Exercise inputs ->

************

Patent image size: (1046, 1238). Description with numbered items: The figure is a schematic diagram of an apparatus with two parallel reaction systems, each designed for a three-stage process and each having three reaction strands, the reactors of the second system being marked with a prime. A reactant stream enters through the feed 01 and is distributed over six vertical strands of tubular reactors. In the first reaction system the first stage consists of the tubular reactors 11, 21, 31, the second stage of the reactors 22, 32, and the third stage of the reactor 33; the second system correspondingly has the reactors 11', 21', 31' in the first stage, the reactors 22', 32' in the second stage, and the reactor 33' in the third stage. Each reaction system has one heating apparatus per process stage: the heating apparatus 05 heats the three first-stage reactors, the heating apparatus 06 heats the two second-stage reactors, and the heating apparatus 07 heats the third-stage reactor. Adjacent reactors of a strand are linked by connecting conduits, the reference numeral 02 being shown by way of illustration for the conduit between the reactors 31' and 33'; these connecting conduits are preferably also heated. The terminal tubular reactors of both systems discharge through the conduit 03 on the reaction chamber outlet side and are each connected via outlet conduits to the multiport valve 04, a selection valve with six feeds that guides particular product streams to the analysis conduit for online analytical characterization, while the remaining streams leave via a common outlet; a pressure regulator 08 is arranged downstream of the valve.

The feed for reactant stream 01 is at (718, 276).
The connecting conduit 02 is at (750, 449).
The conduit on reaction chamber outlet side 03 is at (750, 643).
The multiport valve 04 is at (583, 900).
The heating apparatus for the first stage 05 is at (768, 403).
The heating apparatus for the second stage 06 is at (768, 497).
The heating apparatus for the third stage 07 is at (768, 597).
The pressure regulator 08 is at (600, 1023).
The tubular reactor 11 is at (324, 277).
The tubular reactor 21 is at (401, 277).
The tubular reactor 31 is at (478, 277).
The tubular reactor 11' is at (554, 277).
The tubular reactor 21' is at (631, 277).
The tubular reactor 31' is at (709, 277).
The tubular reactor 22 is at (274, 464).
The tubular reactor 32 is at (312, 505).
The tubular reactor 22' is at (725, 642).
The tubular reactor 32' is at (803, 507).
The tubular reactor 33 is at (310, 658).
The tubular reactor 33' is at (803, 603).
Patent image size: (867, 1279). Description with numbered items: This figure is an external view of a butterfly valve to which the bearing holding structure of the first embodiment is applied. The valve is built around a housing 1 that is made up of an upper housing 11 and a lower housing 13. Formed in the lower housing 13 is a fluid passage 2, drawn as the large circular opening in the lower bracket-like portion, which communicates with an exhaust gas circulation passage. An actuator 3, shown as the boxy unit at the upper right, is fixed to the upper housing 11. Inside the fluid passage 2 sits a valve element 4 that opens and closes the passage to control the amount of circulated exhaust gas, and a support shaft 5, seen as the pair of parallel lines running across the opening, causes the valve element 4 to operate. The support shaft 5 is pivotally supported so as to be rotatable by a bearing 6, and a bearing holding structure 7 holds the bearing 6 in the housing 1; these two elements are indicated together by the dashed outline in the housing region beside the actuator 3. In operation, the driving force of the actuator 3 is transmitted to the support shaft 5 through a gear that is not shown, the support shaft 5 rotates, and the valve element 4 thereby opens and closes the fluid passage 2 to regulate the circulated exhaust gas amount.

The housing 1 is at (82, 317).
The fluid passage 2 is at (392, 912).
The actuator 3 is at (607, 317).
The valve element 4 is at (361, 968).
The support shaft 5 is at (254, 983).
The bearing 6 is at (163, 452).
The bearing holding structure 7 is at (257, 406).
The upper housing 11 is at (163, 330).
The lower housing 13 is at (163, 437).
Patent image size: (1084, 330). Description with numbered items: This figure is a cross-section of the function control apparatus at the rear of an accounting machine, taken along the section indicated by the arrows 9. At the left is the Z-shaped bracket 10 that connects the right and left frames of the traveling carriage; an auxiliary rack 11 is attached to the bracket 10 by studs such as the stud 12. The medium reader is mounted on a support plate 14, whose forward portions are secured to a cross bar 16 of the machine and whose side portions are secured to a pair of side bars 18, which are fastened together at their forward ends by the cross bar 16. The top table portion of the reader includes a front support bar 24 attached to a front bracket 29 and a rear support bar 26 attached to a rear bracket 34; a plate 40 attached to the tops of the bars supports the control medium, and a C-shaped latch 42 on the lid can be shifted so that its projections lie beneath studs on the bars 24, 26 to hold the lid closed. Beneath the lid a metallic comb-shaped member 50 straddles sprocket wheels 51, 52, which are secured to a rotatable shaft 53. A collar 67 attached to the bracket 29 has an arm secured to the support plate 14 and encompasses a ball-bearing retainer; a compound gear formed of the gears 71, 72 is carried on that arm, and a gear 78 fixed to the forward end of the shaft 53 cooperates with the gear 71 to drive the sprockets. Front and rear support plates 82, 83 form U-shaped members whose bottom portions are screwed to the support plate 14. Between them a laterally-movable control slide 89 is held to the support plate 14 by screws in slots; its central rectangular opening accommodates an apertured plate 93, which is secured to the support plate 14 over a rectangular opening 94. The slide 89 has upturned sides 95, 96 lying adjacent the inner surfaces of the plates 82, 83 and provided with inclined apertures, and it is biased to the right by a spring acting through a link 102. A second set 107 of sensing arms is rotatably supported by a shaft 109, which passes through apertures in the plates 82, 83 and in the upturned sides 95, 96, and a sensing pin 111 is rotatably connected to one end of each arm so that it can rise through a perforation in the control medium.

************

Written instruction -> Output the lines from the one containing "Patent image size: (867, 1279)." up to and including the one containing "The housing 1 is at (82, 317).", reproducing them exactly as they appear above.

Solution to the exercise ->
Patent image size: (867, 1279). Description with numbered items: This figure is an external view of a butterfly valve to which the bearing holding structure of the first embodiment is applied. The valve is built around a housing 1 that is made up of an upper housing 11 and a lower housing 13. Formed in the lower housing 13 is a fluid passage 2, drawn as the large circular opening in the lower bracket-like portion, which communicates with an exhaust gas circulation passage. An actuator 3, shown as the boxy unit at the upper right, is fixed to the upper housing 11. Inside the fluid passage 2 sits a valve element 4 that opens and closes the passage to control the amount of circulated exhaust gas, and a support shaft 5, seen as the pair of parallel lines running across the opening, causes the valve element 4 to operate. The support shaft 5 is pivotally supported so as to be rotatable by a bearing 6, and a bearing holding structure 7 holds the bearing 6 in the housing 1; these two elements are indicated together by the dashed outline in the housing region beside the actuator 3. In operation, the driving force of the actuator 3 is transmitted to the support shaft 5 through a gear that is not shown, the support shaft 5 rotates, and the valve element 4 thereby opens and closes the fluid passage 2 to regulate the circulated exhaust gas amount.

The housing 1 is at (82, 317).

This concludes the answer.